_SHORT TASK_:
Rewrite the records below in full, replacing "Educational Attainment" with "Education Levels" and leaving every other line unchanged.

_DATA LISTING_:
========================

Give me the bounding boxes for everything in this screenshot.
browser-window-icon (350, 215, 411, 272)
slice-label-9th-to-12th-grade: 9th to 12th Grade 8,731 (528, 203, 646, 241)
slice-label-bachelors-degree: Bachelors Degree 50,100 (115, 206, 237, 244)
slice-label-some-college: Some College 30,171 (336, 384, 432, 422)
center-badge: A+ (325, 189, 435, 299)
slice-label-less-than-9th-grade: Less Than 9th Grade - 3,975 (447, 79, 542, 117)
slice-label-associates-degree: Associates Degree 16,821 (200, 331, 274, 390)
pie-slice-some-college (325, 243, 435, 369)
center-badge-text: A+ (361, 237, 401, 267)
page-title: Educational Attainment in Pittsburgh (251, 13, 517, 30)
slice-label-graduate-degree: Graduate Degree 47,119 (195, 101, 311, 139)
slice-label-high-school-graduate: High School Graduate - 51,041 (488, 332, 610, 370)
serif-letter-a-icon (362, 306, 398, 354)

========================

_WRITTEN ANSWER_:
Give me the bounding boxes for everything in this screenshot.
browser-window-icon (350, 215, 411, 272)
slice-label-9th-to-12th-grade: 9th to 12th Grade 8,731 (528, 203, 646, 241)
slice-label-bachelors-degree: Bachelors Degree 50,100 (115, 206, 237, 244)
slice-label-some-college: Some College 30,171 (336, 384, 432, 422)
center-badge: A+ (325, 189, 435, 299)
slice-label-less-than-9th-grade: Less Than 9th Grade - 3,975 (447, 79, 542, 117)
slice-label-associates-degree: Associates Degree 16,821 (200, 331, 274, 390)
pie-slice-some-college (325, 243, 435, 369)
center-badge-text: A+ (361, 237, 401, 267)
page-title: Education Levels in Pittsburgh (251, 13, 517, 30)
slice-label-graduate-degree: Graduate Degree 47,119 (195, 101, 311, 139)
slice-label-high-school-graduate: High School Graduate - 51,041 (488, 332, 610, 370)
serif-letter-a-icon (362, 306, 398, 354)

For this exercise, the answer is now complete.